**Exercise goal:**
Any pictures in the records below should be skipped; write out everything else exactly.

# # # # # # #

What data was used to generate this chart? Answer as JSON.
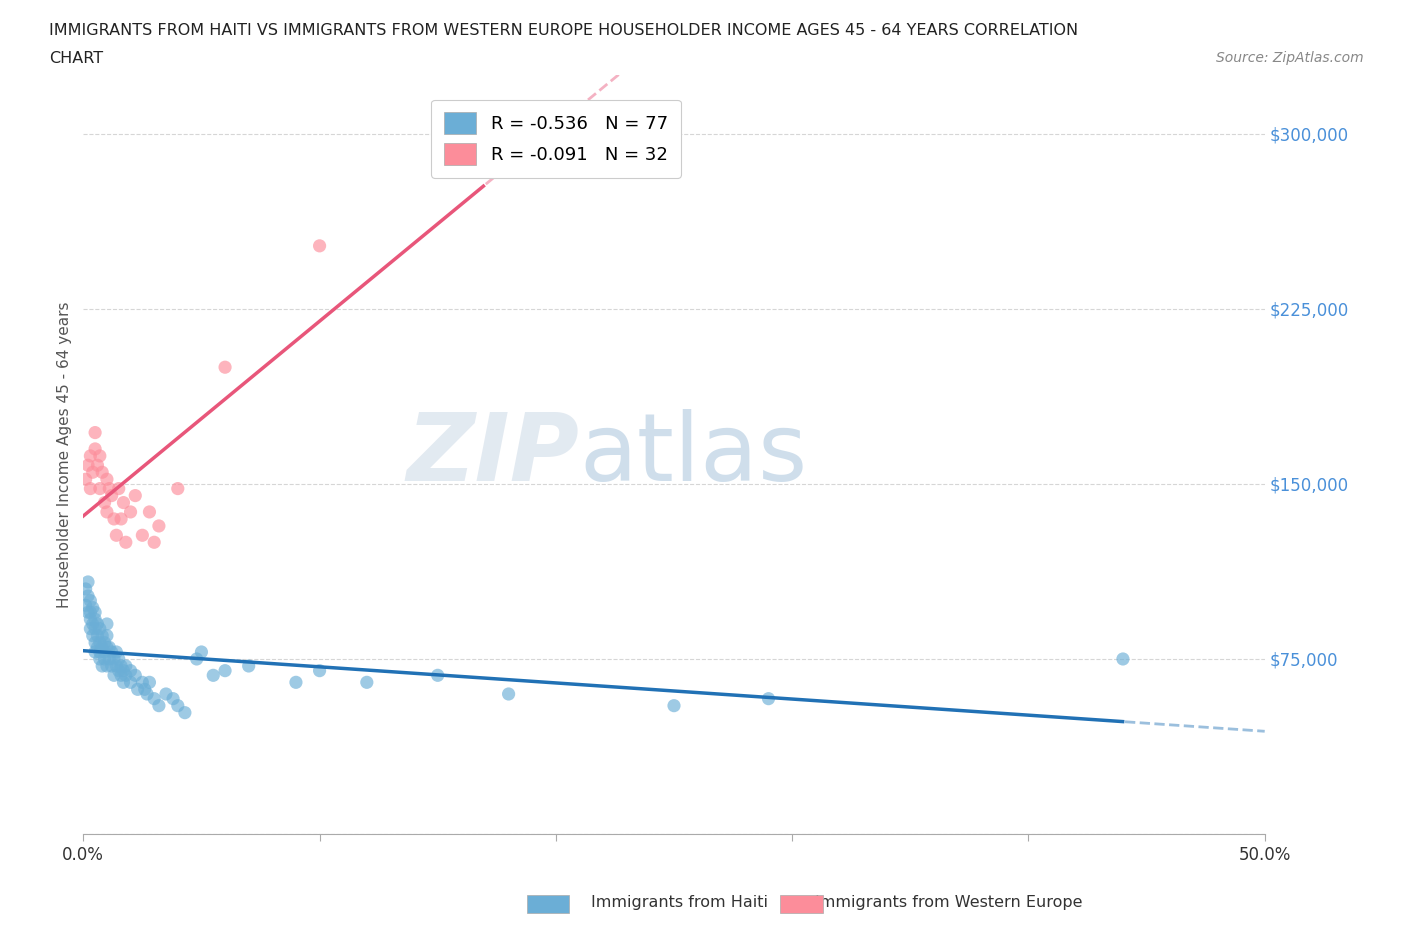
{
  "title_line1": "IMMIGRANTS FROM HAITI VS IMMIGRANTS FROM WESTERN EUROPE HOUSEHOLDER INCOME AGES 45 - 64 YEARS CORRELATION",
  "title_line2": "CHART",
  "source_text": "Source: ZipAtlas.com",
  "ylabel": "Householder Income Ages 45 - 64 years",
  "xlim": [
    0.0,
    0.5
  ],
  "ylim": [
    0,
    325000
  ],
  "yticks": [
    0,
    75000,
    150000,
    225000,
    300000
  ],
  "ytick_labels": [
    "",
    "$75,000",
    "$150,000",
    "$225,000",
    "$300,000"
  ],
  "xticks": [
    0.0,
    0.125,
    0.25,
    0.375,
    0.5
  ],
  "xtick_labels": [
    "0.0%",
    "",
    "",
    "",
    "50.0%"
  ],
  "haiti_color": "#6baed6",
  "haiti_color_line": "#2171b5",
  "western_europe_color": "#fc8d9a",
  "western_europe_color_line": "#e8567a",
  "legend_haiti_R": "-0.536",
  "legend_haiti_N": "77",
  "legend_we_R": "-0.091",
  "legend_we_N": "32",
  "legend_haiti_label": "Immigrants from Haiti",
  "legend_we_label": "Immigrants from Western Europe",
  "watermark_zip": "ZIP",
  "watermark_atlas": "atlas",
  "background_color": "#ffffff",
  "grid_color": "#cccccc",
  "haiti_x": [
    0.001,
    0.001,
    0.002,
    0.002,
    0.002,
    0.003,
    0.003,
    0.003,
    0.003,
    0.004,
    0.004,
    0.004,
    0.005,
    0.005,
    0.005,
    0.005,
    0.005,
    0.006,
    0.006,
    0.006,
    0.007,
    0.007,
    0.007,
    0.007,
    0.008,
    0.008,
    0.008,
    0.009,
    0.009,
    0.009,
    0.01,
    0.01,
    0.01,
    0.01,
    0.011,
    0.011,
    0.012,
    0.012,
    0.013,
    0.013,
    0.014,
    0.014,
    0.015,
    0.015,
    0.016,
    0.016,
    0.017,
    0.017,
    0.018,
    0.018,
    0.02,
    0.02,
    0.022,
    0.023,
    0.025,
    0.026,
    0.027,
    0.028,
    0.03,
    0.032,
    0.035,
    0.038,
    0.04,
    0.043,
    0.048,
    0.05,
    0.055,
    0.06,
    0.07,
    0.09,
    0.1,
    0.12,
    0.15,
    0.18,
    0.25,
    0.29,
    0.44
  ],
  "haiti_y": [
    105000,
    98000,
    108000,
    95000,
    102000,
    100000,
    92000,
    88000,
    95000,
    90000,
    85000,
    97000,
    88000,
    82000,
    95000,
    78000,
    92000,
    85000,
    80000,
    90000,
    82000,
    78000,
    88000,
    75000,
    80000,
    85000,
    72000,
    78000,
    82000,
    75000,
    80000,
    72000,
    85000,
    90000,
    75000,
    80000,
    72000,
    78000,
    75000,
    68000,
    72000,
    78000,
    70000,
    75000,
    68000,
    72000,
    70000,
    65000,
    68000,
    72000,
    65000,
    70000,
    68000,
    62000,
    65000,
    62000,
    60000,
    65000,
    58000,
    55000,
    60000,
    58000,
    55000,
    52000,
    75000,
    78000,
    68000,
    70000,
    72000,
    65000,
    70000,
    65000,
    68000,
    60000,
    55000,
    58000,
    75000
  ],
  "we_x": [
    0.001,
    0.002,
    0.003,
    0.003,
    0.004,
    0.005,
    0.005,
    0.006,
    0.007,
    0.007,
    0.008,
    0.009,
    0.01,
    0.01,
    0.011,
    0.012,
    0.013,
    0.014,
    0.015,
    0.016,
    0.017,
    0.018,
    0.02,
    0.022,
    0.025,
    0.028,
    0.03,
    0.032,
    0.04,
    0.06,
    0.1,
    0.17
  ],
  "we_y": [
    152000,
    158000,
    162000,
    148000,
    155000,
    165000,
    172000,
    158000,
    148000,
    162000,
    155000,
    142000,
    152000,
    138000,
    148000,
    145000,
    135000,
    128000,
    148000,
    135000,
    142000,
    125000,
    138000,
    145000,
    128000,
    138000,
    125000,
    132000,
    148000,
    200000,
    252000,
    285000
  ]
}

# # # # # # #

**Written solution:**
What data was used to generate this chart? Answer as JSON.
{
  "title_line1": "IMMIGRANTS FROM HAITI VS IMMIGRANTS FROM WESTERN EUROPE HOUSEHOLDER INCOME AGES 45 - 64 YEARS CORRELATION",
  "title_line2": "CHART",
  "source_text": "Source: ZipAtlas.com",
  "ylabel": "Householder Income Ages 45 - 64 years",
  "xlim": [
    0.0,
    0.5
  ],
  "ylim": [
    0,
    325000
  ],
  "yticks": [
    0,
    75000,
    150000,
    225000,
    300000
  ],
  "ytick_labels": [
    "",
    "$75,000",
    "$150,000",
    "$225,000",
    "$300,000"
  ],
  "xticks": [
    0.0,
    0.125,
    0.25,
    0.375,
    0.5
  ],
  "xtick_labels": [
    "0.0%",
    "",
    "",
    "",
    "50.0%"
  ],
  "haiti_color": "#6baed6",
  "haiti_color_line": "#2171b5",
  "western_europe_color": "#fc8d9a",
  "western_europe_color_line": "#e8567a",
  "legend_haiti_R": "-0.536",
  "legend_haiti_N": "77",
  "legend_we_R": "-0.091",
  "legend_we_N": "32",
  "legend_haiti_label": "Immigrants from Haiti",
  "legend_we_label": "Immigrants from Western Europe",
  "watermark_zip": "ZIP",
  "watermark_atlas": "atlas",
  "background_color": "#ffffff",
  "grid_color": "#cccccc",
  "haiti_x": [
    0.001,
    0.001,
    0.002,
    0.002,
    0.002,
    0.003,
    0.003,
    0.003,
    0.003,
    0.004,
    0.004,
    0.004,
    0.005,
    0.005,
    0.005,
    0.005,
    0.005,
    0.006,
    0.006,
    0.006,
    0.007,
    0.007,
    0.007,
    0.007,
    0.008,
    0.008,
    0.008,
    0.009,
    0.009,
    0.009,
    0.01,
    0.01,
    0.01,
    0.01,
    0.011,
    0.011,
    0.012,
    0.012,
    0.013,
    0.013,
    0.014,
    0.014,
    0.015,
    0.015,
    0.016,
    0.016,
    0.017,
    0.017,
    0.018,
    0.018,
    0.02,
    0.02,
    0.022,
    0.023,
    0.025,
    0.026,
    0.027,
    0.028,
    0.03,
    0.032,
    0.035,
    0.038,
    0.04,
    0.043,
    0.048,
    0.05,
    0.055,
    0.06,
    0.07,
    0.09,
    0.1,
    0.12,
    0.15,
    0.18,
    0.25,
    0.29,
    0.44
  ],
  "haiti_y": [
    105000,
    98000,
    108000,
    95000,
    102000,
    100000,
    92000,
    88000,
    95000,
    90000,
    85000,
    97000,
    88000,
    82000,
    95000,
    78000,
    92000,
    85000,
    80000,
    90000,
    82000,
    78000,
    88000,
    75000,
    80000,
    85000,
    72000,
    78000,
    82000,
    75000,
    80000,
    72000,
    85000,
    90000,
    75000,
    80000,
    72000,
    78000,
    75000,
    68000,
    72000,
    78000,
    70000,
    75000,
    68000,
    72000,
    70000,
    65000,
    68000,
    72000,
    65000,
    70000,
    68000,
    62000,
    65000,
    62000,
    60000,
    65000,
    58000,
    55000,
    60000,
    58000,
    55000,
    52000,
    75000,
    78000,
    68000,
    70000,
    72000,
    65000,
    70000,
    65000,
    68000,
    60000,
    55000,
    58000,
    75000
  ],
  "we_x": [
    0.001,
    0.002,
    0.003,
    0.003,
    0.004,
    0.005,
    0.005,
    0.006,
    0.007,
    0.007,
    0.008,
    0.009,
    0.01,
    0.01,
    0.011,
    0.012,
    0.013,
    0.014,
    0.015,
    0.016,
    0.017,
    0.018,
    0.02,
    0.022,
    0.025,
    0.028,
    0.03,
    0.032,
    0.04,
    0.06,
    0.1,
    0.17
  ],
  "we_y": [
    152000,
    158000,
    162000,
    148000,
    155000,
    165000,
    172000,
    158000,
    148000,
    162000,
    155000,
    142000,
    152000,
    138000,
    148000,
    145000,
    135000,
    128000,
    148000,
    135000,
    142000,
    125000,
    138000,
    145000,
    128000,
    138000,
    125000,
    132000,
    148000,
    200000,
    252000,
    285000
  ]
}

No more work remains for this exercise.